» Exercise requirements
Transcribe every record that appears below, exactly and in full.
>> begin
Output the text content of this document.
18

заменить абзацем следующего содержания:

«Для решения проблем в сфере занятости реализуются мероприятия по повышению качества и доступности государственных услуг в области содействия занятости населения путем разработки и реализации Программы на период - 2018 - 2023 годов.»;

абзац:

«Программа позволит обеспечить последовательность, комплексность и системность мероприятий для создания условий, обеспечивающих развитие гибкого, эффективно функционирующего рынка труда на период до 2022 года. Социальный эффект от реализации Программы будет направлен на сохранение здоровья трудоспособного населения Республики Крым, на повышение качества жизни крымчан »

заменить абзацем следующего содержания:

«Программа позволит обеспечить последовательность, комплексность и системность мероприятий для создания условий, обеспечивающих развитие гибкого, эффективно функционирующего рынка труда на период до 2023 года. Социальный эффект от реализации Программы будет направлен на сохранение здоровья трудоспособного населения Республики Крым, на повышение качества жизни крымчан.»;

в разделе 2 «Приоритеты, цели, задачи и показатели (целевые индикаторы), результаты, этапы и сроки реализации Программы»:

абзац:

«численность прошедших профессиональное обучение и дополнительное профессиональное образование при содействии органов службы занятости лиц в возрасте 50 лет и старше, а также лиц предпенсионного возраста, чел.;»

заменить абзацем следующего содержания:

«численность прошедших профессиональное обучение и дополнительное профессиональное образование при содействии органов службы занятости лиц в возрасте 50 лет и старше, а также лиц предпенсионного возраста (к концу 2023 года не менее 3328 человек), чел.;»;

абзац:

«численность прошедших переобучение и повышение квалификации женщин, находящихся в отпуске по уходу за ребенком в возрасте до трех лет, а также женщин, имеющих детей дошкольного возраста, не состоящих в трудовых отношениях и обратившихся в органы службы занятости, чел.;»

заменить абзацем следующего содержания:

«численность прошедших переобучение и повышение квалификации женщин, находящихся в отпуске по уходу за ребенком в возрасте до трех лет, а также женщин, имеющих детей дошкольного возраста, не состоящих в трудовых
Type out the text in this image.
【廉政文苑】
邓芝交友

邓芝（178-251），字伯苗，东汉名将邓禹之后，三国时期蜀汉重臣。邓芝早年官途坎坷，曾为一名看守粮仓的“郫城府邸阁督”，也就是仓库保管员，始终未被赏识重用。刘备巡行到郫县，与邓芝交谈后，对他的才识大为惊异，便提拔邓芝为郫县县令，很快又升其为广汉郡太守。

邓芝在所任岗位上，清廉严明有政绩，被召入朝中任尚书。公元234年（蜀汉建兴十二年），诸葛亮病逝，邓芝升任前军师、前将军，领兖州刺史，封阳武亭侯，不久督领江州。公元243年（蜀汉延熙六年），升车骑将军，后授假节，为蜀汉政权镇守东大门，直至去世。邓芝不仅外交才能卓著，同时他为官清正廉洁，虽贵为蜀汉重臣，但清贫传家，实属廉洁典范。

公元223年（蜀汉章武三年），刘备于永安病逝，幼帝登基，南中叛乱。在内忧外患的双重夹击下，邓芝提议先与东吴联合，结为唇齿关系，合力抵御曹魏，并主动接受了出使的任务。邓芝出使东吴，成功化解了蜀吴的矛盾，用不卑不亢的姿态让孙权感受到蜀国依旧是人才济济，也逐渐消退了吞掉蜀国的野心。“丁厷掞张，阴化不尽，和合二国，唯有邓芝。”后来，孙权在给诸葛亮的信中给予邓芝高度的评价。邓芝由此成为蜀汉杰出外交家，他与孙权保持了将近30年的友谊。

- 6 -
>> end
» Result
Output the text content of this document.
18

заменить абзацем следующего содержания:

«Для решения проблем в сфере занятости реализуются мероприятия по повышению качества и доступности государственных услуг в области содействия занятости населения путем разработки и реализации Программы на период - 2018 - 2023 годов.»;

абзац:

«Программа позволит обеспечить последовательность, комплексность и системность мероприятий для создания условий, обеспечивающих развитие гибкого, эффективно функционирующего рынка труда на период до 2022 года. Социальный эффект от реализации Программы будет направлен на сохранение здоровья трудоспособного населения Республики Крым, на повышение качества жизни крымчан »

заменить абзацем следующего содержания:

«Программа позволит обеспечить последовательность, комплексность и системность мероприятий для создания условий, обеспечивающих развитие гибкого, эффективно функционирующего рынка труда на период до 2023 года. Социальный эффект от реализации Программы будет направлен на сохранение здоровья трудоспособного населения Республики Крым, на повышение качества жизни крымчан.»;

в разделе 2 «Приоритеты, цели, задачи и показатели (целевые индикаторы), результаты, этапы и сроки реализации Программы»:

абзац:

«численность прошедших профессиональное обучение и дополнительное профессиональное образование при содействии органов службы занятости лиц в возрасте 50 лет и старше, а также лиц предпенсионного возраста, чел.;»

заменить абзацем следующего содержания:

«численность прошедших профессиональное обучение и дополнительное профессиональное образование при содействии органов службы занятости лиц в возрасте 50 лет и старше, а также лиц предпенсионного возраста (к концу 2023 года не менее 3328 человек), чел.;»;

абзац:

«численность прошедших переобучение и повышение квалификации женщин, находящихся в отпуске по уходу за ребенком в возрасте до трех лет, а также женщин, имеющих детей дошкольного возраста, не состоящих в трудовых отношениях и обратившихся в органы службы занятости, чел.;»

заменить абзацем следующего содержания:

«численность прошедших переобучение и повышение квалификации женщин, находящихся в отпуске по уходу за ребенком в возрасте до трех лет, а также женщин, имеющих детей дошкольного возраста, не состоящих в трудовых
Type out the text in this image.
【廉政文苑】
邓芝交友

邓芝（178-251），字伯苗，东汉名将邓禹之后，三国时期蜀汉重臣。邓芝早年官途坎坷，曾为一名看守粮仓的“郫城府邸阁督”，也就是仓库保管员，始终未被赏识重用。刘备巡行到郫县，与邓芝交谈后，对他的才识大为惊异，便提拔邓芝为郫县县令，很快又升其为广汉郡太守。

邓芝在所任岗位上，清廉严明有政绩，被召入朝中任尚书。公元234年（蜀汉建兴十二年），诸葛亮病逝，邓芝升任前军师、前将军，领兖州刺史，封阳武亭侯，不久督领江州。公元243年（蜀汉延熙六年），升车骑将军，后授假节，为蜀汉政权镇守东大门，直至去世。邓芝不仅外交才能卓著，同时他为官清正廉洁，虽贵为蜀汉重臣，但清贫传家，实属廉洁典范。

公元223年（蜀汉章武三年），刘备于永安病逝，幼帝登基，南中叛乱。在内忧外患的双重夹击下，邓芝提议先与东吴联合，结为唇齿关系，合力抵御曹魏，并主动接受了出使的任务。邓芝出使东吴，成功化解了蜀吴的矛盾，用不卑不亢的姿态让孙权感受到蜀国依旧是人才济济，也逐渐消退了吞掉蜀国的野心。“丁厷掞张，阴化不尽，和合二国，唯有邓芝。”后来，孙权在给诸葛亮的信中给予邓芝高度的评价。邓芝由此成为蜀汉杰出外交家，他与孙权保持了将近30年的友谊。

- 6 -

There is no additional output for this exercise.